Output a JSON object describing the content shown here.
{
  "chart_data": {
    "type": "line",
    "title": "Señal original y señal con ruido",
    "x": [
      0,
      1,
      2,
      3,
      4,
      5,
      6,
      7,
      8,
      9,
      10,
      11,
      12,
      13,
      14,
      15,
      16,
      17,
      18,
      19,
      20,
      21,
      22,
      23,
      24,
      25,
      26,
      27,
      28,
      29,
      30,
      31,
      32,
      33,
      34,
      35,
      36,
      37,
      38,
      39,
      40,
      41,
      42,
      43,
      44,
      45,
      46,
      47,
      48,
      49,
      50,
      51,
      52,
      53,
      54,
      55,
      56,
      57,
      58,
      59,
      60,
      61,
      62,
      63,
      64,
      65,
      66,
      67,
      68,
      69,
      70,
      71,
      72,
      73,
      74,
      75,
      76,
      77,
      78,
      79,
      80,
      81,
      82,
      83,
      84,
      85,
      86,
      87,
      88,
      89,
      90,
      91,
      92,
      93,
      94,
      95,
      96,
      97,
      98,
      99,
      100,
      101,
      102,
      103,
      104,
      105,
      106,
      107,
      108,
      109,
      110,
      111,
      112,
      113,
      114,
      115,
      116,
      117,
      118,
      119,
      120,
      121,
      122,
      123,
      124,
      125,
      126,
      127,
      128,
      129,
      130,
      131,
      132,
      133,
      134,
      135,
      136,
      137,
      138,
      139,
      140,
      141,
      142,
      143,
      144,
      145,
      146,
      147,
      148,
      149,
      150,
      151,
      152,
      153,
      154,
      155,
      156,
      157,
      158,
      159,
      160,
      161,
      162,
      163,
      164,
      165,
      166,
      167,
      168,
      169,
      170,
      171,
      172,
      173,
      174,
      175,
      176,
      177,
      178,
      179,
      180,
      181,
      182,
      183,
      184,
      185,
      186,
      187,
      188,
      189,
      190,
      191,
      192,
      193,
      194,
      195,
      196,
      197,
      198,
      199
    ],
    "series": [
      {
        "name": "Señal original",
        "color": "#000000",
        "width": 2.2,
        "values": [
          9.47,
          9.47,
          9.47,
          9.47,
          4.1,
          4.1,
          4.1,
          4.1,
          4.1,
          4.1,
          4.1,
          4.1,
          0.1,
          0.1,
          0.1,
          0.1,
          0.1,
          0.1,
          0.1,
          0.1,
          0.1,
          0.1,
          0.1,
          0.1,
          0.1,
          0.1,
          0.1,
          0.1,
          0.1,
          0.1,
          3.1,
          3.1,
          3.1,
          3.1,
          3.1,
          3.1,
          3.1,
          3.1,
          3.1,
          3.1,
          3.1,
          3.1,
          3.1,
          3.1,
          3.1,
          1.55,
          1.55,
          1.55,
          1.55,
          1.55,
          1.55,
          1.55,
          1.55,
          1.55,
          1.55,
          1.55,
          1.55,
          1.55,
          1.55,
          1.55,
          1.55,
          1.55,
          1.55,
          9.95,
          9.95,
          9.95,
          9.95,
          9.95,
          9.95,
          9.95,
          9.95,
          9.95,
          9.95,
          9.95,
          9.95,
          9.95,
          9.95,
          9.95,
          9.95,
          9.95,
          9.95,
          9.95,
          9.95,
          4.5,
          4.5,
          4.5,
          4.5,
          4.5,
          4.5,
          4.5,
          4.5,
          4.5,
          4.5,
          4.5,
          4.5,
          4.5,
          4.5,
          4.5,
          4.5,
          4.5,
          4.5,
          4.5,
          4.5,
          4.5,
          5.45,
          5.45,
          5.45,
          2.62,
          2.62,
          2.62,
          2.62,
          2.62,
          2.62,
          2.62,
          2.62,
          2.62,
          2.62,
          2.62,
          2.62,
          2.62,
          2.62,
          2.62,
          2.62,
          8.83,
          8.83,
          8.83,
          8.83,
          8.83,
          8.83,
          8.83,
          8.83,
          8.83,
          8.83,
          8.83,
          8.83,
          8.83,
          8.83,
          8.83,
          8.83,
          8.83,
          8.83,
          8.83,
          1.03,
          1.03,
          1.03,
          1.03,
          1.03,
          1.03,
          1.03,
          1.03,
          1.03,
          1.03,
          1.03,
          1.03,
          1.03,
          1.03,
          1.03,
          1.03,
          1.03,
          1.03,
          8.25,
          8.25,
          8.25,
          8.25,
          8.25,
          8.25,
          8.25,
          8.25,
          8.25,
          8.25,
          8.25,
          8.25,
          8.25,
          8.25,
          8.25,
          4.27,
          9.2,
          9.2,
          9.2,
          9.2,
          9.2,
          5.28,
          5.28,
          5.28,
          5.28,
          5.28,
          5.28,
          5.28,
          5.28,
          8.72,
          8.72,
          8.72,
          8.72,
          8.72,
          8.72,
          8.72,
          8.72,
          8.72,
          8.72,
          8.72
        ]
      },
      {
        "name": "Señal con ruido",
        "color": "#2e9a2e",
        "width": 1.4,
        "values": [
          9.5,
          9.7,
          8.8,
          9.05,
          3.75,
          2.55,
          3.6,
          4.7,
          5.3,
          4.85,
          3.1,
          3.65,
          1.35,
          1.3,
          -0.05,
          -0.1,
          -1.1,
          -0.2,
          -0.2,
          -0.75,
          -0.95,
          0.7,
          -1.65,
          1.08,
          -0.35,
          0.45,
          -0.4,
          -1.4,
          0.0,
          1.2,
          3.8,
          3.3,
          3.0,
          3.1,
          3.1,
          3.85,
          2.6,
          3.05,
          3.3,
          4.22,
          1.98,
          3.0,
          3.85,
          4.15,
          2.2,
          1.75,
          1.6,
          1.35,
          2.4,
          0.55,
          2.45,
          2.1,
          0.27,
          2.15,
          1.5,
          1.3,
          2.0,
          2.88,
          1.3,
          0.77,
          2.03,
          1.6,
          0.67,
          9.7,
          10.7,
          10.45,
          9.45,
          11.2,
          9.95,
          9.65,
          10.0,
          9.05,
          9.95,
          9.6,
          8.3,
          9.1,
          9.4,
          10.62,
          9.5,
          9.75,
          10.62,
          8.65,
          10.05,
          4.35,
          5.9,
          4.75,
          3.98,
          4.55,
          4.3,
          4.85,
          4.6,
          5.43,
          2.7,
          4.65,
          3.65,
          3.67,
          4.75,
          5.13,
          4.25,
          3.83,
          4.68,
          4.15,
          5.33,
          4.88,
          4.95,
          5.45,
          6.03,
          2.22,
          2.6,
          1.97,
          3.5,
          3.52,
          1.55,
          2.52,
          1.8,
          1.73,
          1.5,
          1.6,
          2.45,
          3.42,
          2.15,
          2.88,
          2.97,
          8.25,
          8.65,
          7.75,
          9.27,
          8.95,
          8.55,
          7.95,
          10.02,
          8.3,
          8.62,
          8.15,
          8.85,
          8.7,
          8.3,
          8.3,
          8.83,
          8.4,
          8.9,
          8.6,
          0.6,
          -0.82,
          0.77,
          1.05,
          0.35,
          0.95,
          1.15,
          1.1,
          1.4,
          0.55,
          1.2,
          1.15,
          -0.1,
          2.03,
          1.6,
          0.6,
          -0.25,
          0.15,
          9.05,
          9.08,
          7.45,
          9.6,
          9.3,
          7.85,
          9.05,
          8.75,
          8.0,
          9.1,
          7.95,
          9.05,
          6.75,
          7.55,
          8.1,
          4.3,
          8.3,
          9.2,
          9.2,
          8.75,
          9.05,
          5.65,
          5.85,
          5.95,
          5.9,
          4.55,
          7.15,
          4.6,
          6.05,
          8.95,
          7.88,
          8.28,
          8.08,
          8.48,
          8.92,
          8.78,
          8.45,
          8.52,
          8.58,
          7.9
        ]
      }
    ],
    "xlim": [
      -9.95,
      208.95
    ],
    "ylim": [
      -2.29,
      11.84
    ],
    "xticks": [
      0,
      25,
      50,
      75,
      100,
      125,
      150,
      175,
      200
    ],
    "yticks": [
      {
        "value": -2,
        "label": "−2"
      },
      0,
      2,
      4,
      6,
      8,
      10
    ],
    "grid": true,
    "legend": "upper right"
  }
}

TASK DIRECTIONS
Check each line of the records for the word "name" and extract those that contain it.

FULL ANSWER
        "name": "Señal original",
        "name": "Señal con ruido",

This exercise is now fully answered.